**Request:**
Return the records exactly as they are.

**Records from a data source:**
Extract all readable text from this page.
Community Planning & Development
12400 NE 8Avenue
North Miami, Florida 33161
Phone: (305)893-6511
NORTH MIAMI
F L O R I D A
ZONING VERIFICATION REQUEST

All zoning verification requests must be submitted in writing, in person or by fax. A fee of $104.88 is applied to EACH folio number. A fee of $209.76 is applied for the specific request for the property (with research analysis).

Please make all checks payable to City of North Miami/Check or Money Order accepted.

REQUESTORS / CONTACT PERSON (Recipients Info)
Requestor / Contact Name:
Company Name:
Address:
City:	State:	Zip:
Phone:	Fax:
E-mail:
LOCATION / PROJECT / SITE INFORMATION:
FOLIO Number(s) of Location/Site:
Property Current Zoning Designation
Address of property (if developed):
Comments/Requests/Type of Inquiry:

**Task output:**
Extract all readable text from this page.
Community Planning & Development
12400 NE 8Avenue
North Miami, Florida 33161
Phone: (305)893-6511
NORTH MIAMI
F L O R I D A
ZONING VERIFICATION REQUEST

All zoning verification requests must be submitted in writing, in person or by fax. A fee of $104.88 is applied to EACH folio number. A fee of $209.76 is applied for the specific request for the property (with research analysis).

Please make all checks payable to City of North Miami/Check or Money Order accepted.

REQUESTORS / CONTACT PERSON (Recipients Info)
Requestor / Contact Name:
Company Name:
Address:
City:	State:	Zip:
Phone:	Fax:
E-mail:
LOCATION / PROJECT / SITE INFORMATION:
FOLIO Number(s) of Location/Site:
Property Current Zoning Designation
Address of property (if developed):
Comments/Requests/Type of Inquiry:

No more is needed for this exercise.